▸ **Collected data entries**
━━━
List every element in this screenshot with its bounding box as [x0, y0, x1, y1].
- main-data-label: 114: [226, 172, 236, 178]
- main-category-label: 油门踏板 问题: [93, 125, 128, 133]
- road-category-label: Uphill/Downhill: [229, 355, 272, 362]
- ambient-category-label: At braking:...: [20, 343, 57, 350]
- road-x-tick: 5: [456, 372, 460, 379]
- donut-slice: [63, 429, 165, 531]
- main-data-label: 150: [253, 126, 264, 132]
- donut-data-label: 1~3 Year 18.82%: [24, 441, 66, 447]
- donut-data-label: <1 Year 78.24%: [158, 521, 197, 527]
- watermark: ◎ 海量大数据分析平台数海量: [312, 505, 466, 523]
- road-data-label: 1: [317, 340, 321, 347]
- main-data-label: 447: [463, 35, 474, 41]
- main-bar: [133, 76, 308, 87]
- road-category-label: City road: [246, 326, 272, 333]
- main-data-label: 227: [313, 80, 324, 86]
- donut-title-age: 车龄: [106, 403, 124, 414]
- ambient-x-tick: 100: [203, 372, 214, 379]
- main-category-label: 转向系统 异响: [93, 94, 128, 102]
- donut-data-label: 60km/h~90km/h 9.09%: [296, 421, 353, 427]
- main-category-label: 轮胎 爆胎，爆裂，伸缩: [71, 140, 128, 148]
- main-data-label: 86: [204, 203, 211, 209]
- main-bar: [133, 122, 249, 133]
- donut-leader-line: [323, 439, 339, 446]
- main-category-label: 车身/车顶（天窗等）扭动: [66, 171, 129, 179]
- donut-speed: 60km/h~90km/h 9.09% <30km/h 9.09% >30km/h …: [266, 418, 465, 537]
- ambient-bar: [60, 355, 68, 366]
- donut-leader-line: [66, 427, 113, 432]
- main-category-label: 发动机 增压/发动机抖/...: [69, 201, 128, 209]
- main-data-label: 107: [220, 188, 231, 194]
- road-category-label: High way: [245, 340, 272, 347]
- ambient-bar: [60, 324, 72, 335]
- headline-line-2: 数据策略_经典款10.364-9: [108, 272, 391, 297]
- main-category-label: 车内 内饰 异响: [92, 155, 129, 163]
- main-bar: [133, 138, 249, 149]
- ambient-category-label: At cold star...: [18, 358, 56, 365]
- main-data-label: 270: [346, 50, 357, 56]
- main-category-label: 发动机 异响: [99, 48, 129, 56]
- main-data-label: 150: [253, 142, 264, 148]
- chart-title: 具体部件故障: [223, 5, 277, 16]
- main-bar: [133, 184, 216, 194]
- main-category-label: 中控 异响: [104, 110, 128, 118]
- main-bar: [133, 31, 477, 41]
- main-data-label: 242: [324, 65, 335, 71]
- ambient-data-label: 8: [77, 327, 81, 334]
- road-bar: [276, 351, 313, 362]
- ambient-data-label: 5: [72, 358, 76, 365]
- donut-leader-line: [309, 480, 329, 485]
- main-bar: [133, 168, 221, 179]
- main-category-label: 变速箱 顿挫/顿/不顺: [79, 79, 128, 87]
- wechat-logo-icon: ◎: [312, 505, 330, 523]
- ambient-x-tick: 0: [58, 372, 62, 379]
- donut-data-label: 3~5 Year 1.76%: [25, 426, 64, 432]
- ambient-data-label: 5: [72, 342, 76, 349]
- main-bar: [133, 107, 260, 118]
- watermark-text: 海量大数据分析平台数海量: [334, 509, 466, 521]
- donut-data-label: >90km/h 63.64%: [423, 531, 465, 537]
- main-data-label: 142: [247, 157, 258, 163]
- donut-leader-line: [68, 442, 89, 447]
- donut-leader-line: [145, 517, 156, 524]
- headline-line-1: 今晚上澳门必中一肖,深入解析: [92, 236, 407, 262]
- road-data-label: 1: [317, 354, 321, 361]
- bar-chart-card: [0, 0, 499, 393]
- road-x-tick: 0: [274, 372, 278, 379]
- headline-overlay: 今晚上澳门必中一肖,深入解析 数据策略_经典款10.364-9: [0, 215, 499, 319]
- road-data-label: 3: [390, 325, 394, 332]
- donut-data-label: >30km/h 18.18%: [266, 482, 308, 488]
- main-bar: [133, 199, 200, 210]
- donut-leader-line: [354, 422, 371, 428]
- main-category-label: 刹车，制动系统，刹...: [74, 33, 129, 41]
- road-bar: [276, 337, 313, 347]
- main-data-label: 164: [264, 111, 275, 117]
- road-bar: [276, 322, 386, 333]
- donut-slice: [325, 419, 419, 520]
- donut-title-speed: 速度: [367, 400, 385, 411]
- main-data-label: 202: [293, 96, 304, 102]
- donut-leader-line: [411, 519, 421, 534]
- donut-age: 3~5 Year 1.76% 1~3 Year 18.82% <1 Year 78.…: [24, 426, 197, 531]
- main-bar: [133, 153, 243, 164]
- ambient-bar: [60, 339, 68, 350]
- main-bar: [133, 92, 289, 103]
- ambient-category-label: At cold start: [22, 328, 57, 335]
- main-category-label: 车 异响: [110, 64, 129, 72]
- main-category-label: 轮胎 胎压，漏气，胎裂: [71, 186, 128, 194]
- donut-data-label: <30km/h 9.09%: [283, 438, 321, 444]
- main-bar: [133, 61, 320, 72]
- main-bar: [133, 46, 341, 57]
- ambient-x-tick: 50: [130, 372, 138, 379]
━━━
▸ **AIM**
Can you give every line of the records above as a JSON list of strings, one string per line, with blank lines left out?

▸ **RESPONSE**
[
  "List every element in this screenshot with its bounding box as [x0, y0, x1, y1].",
  "- main-data-label: 114: [226, 172, 236, 178]",
  "- main-category-label: 油门踏板 问题: [93, 125, 128, 133]",
  "- road-category-label: Uphill/Downhill: [229, 355, 272, 362]",
  "- ambient-category-label: At braking:...: [20, 343, 57, 350]",
  "- road-x-tick: 5: [456, 372, 460, 379]",
  "- donut-slice: [63, 429, 165, 531]",
  "- main-data-label: 150: [253, 126, 264, 132]",
  "- donut-data-label: 1~3 Year 18.82%: [24, 441, 66, 447]",
  "- donut-data-label: <1 Year 78.24%: [158, 521, 197, 527]",
  "- watermark: ◎ 海量大数据分析平台数海量: [312, 505, 466, 523]",
  "- road-data-label: 1: [317, 340, 321, 347]",
  "- main-data-label: 447: [463, 35, 474, 41]",
  "- main-bar: [133, 76, 308, 87]",
  "- road-category-label: City road: [246, 326, 272, 333]",
  "- main-data-label: 227: [313, 80, 324, 86]",
  "- donut-title-age: 车龄: [106, 403, 124, 414]",
  "- ambient-x-tick: 100: [203, 372, 214, 379]",
  "- main-category-label: 转向系统 异响: [93, 94, 128, 102]",
  "- donut-data-label: 60km/h~90km/h 9.09%: [296, 421, 353, 427]",
  "- main-category-label: 轮胎 爆胎，爆裂，伸缩: [71, 140, 128, 148]",
  "- main-data-label: 86: [204, 203, 211, 209]",
  "- main-bar: [133, 122, 249, 133]",
  "- donut-leader-line: [323, 439, 339, 446]",
  "- main-category-label: 车身/车顶（天窗等）扭动: [66, 171, 129, 179]",
  "- donut-speed: 60km/h~90km/h 9.09% <30km/h 9.09% >30km/h …: [266, 418, 465, 537]",
  "- ambient-bar: [60, 355, 68, 366]",
  "- donut-leader-line: [66, 427, 113, 432]",
  "- main-category-label: 发动机 增压/发动机抖/...: [69, 201, 128, 209]",
  "- main-data-label: 107: [220, 188, 231, 194]",
  "- road-category-label: High way: [245, 340, 272, 347]",
  "- ambient-bar: [60, 324, 72, 335]",
  "- headline-line-2: 数据策略_经典款10.364-9: [108, 272, 391, 297]",
  "- main-category-label: 车内 内饰 异响: [92, 155, 129, 163]",
  "- main-bar: [133, 138, 249, 149]",
  "- ambient-category-label: At cold star...: [18, 358, 56, 365]",
  "- main-data-label: 270: [346, 50, 357, 56]",
  "- main-category-label: 发动机 异响: [99, 48, 129, 56]",
  "- main-data-label: 150: [253, 142, 264, 148]",
  "- chart-title: 具体部件故障: [223, 5, 277, 16]",
  "- main-bar: [133, 184, 216, 194]",
  "- main-category-label: 中控 异响: [104, 110, 128, 118]",
  "- main-bar: [133, 31, 477, 41]",
  "- main-data-label: 242: [324, 65, 335, 71]",
  "- ambient-data-label: 8: [77, 327, 81, 334]",
  "- road-bar: [276, 351, 313, 362]",
  "- ambient-data-label: 5: [72, 358, 76, 365]",
  "- donut-leader-line: [309, 480, 329, 485]",
  "- main-bar: [133, 168, 221, 179]",
  "- main-category-label: 变速箱 顿挫/顿/不顺: [79, 79, 128, 87]",
  "- wechat-logo-icon: ◎: [312, 505, 330, 523]",
  "- ambient-x-tick: 0: [58, 372, 62, 379]",
  "- donut-data-label: 3~5 Year 1.76%: [25, 426, 64, 432]",
  "- ambient-data-label: 5: [72, 342, 76, 349]",
  "- main-bar: [133, 107, 260, 118]",
  "- watermark-text: 海量大数据分析平台数海量: [334, 509, 466, 521]",
  "- donut-data-label: >90km/h 63.64%: [423, 531, 465, 537]",
  "- main-data-label: 142: [247, 157, 258, 163]",
  "- donut-leader-line: [68, 442, 89, 447]",
  "- donut-leader-line: [145, 517, 156, 524]",
  "- headline-line-1: 今晚上澳门必中一肖,深入解析: [92, 236, 407, 262]",
  "- road-data-label: 1: [317, 354, 321, 361]",
  "- bar-chart-card: [0, 0, 499, 393]",
  "- road-x-tick: 0: [274, 372, 278, 379]",
  "- headline-overlay: 今晚上澳门必中一肖,深入解析 数据策略_经典款10.364-9: [0, 215, 499, 319]",
  "- road-data-label: 3: [390, 325, 394, 332]",
  "- donut-data-label: >30km/h 18.18%: [266, 482, 308, 488]",
  "- main-bar: [133, 199, 200, 210]",
  "- donut-leader-line: [354, 422, 371, 428]",
  "- main-category-label: 刹车，制动系统，刹...: [74, 33, 129, 41]",
  "- road-bar: [276, 337, 313, 347]",
  "- main-data-label: 164: [264, 111, 275, 117]",
  "- road-bar: [276, 322, 386, 333]",
  "- donut-slice: [325, 419, 419, 520]",
  "- donut-title-speed: 速度: [367, 400, 385, 411]",
  "- main-data-label: 202: [293, 96, 304, 102]",
  "- donut-leader-line: [411, 519, 421, 534]",
  "- donut-age: 3~5 Year 1.76% 1~3 Year 18.82% <1 Year 78.…: [24, 426, 197, 531]",
  "- main-bar: [133, 153, 243, 164]",
  "- ambient-bar: [60, 339, 68, 350]",
  "- main-bar: [133, 92, 289, 103]",
  "- ambient-category-label: At cold start: [22, 328, 57, 335]",
  "- main-category-label: 车 异响: [110, 64, 129, 72]",
  "- main-category-label: 轮胎 胎压，漏气，胎裂: [71, 186, 128, 194]",
  "- donut-data-label: <30km/h 9.09%: [283, 438, 321, 444]",
  "- main-bar: [133, 61, 320, 72]",
  "- main-bar: [133, 46, 341, 57]",
  "- ambient-x-tick: 50: [130, 372, 138, 379]"
]